# Extrait du document

○ ○ ○ ○

312. Notre doctrine, qui est celle de la plupart des auteurs, et la doctrine de la cour de cassation s'accordent

dans le principe auquel elles aboutissent: la femme n'a le droit de s'obliger que pour les besoins de son administration. Reste à savoir quand on peut dire que l'obligation contractée par la femme concerne son administration. En théorie, la réponse est très-simple. La femme n'a le droit de s'obliger que parce qu'elle ne peut administrer sans s'obliger; il faut donc voir si l'acte juridique à l'occasion duquel elle s'est obligée est un acte d'administration; dans ce cas, l'obligation est valable; si l'acte dépasse les limites de l'administration, l'obligation sera nulle. Dans l'application, il reste toujours une difficulté, c'est de distinguer les actes d'administration que la femme a le droit de faire. Nous avons examiné la question plus haut (nos 292-300).

○ ○ ○ ○

# Données recueillies

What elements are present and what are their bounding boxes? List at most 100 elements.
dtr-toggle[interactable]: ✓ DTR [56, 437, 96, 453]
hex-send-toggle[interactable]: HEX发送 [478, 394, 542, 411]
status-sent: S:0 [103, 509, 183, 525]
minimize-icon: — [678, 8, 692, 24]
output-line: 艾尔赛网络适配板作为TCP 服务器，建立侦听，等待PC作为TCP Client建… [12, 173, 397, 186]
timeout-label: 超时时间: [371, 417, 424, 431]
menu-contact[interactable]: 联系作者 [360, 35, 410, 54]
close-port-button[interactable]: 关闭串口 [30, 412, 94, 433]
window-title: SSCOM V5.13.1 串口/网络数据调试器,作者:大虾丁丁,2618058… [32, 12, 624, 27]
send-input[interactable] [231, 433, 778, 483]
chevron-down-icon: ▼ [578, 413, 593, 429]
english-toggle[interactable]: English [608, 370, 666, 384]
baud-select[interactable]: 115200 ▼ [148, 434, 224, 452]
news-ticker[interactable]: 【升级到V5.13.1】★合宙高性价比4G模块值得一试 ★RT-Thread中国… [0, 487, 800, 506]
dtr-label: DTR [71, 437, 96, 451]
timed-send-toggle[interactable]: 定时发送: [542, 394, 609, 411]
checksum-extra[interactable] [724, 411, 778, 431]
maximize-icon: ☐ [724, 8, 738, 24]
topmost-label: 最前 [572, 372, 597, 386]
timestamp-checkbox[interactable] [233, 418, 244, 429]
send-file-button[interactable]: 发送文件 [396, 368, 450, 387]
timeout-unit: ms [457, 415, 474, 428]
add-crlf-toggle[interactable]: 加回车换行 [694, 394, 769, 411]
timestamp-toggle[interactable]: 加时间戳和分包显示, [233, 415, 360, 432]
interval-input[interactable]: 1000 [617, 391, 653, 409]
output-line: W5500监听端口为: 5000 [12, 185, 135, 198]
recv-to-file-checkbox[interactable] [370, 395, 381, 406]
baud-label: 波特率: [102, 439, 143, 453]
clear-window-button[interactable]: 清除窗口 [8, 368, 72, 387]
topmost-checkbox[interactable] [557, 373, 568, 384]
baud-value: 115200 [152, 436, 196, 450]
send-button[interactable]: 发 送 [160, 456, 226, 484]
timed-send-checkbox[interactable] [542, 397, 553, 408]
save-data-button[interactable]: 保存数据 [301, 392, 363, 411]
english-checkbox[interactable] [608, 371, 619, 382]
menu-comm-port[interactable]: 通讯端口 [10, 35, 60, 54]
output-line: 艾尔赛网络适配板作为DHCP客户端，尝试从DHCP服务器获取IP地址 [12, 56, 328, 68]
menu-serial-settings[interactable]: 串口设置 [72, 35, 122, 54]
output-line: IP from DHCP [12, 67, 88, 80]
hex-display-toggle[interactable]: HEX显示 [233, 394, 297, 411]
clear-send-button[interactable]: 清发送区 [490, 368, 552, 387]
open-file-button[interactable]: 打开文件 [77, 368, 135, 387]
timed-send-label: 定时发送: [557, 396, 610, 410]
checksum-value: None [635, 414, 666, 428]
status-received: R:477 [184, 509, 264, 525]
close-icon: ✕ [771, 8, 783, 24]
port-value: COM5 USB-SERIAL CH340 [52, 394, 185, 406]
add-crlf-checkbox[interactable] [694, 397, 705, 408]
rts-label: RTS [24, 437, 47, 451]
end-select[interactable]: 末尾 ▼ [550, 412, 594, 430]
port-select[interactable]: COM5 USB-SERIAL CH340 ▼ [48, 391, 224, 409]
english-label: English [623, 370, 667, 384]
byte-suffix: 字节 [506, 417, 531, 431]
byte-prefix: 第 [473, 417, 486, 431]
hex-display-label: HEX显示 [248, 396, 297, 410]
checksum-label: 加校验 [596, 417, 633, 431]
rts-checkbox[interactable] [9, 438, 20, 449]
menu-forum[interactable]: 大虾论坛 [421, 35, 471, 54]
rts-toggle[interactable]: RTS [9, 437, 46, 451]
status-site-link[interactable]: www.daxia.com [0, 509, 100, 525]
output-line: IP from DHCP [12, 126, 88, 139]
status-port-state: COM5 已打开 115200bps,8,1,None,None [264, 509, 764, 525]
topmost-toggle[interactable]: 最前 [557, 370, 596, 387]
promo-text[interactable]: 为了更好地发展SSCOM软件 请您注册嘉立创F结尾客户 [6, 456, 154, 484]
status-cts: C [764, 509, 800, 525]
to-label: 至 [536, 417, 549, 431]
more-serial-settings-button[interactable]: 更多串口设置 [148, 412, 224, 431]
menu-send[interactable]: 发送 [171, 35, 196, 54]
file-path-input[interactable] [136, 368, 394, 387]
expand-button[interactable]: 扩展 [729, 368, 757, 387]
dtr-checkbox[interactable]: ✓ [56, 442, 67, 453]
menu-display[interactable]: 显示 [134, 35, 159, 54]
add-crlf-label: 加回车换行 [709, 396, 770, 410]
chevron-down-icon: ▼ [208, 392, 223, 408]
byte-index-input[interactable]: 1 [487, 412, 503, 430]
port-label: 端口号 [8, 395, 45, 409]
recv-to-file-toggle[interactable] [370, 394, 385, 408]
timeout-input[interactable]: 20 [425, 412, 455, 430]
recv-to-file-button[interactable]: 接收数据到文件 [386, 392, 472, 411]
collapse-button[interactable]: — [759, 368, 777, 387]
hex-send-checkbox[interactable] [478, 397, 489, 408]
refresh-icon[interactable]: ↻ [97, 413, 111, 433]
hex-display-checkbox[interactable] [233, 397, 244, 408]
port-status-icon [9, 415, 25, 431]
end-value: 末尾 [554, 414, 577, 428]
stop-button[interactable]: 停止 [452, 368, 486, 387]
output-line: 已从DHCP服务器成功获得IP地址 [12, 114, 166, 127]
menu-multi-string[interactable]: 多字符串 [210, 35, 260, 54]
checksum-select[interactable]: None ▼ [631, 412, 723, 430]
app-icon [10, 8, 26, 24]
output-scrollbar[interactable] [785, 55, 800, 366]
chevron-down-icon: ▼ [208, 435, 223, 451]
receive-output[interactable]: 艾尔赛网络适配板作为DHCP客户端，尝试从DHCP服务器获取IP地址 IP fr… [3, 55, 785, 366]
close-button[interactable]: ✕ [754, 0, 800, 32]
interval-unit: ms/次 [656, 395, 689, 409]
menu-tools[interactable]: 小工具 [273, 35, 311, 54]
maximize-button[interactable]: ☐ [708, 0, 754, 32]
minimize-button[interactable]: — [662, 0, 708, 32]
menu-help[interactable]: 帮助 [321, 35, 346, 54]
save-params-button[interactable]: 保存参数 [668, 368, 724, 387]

○ ○ ○ ○

Répondez aux questions suivantes d'après l'extrait :
(a) Pour quels besoins la femme a-t-elle le droit de s'obliger ?
(b) Que devient l'obligation si l'acte dépasse les limites de l'administration ?
(c) À quels numéros la question des actes d'administration a-t-elle été examinée plus haut ?

(a) Pour les besoins de son administration.
(b) Elle sera nulle.
(c) Aux numéros 292 à 300.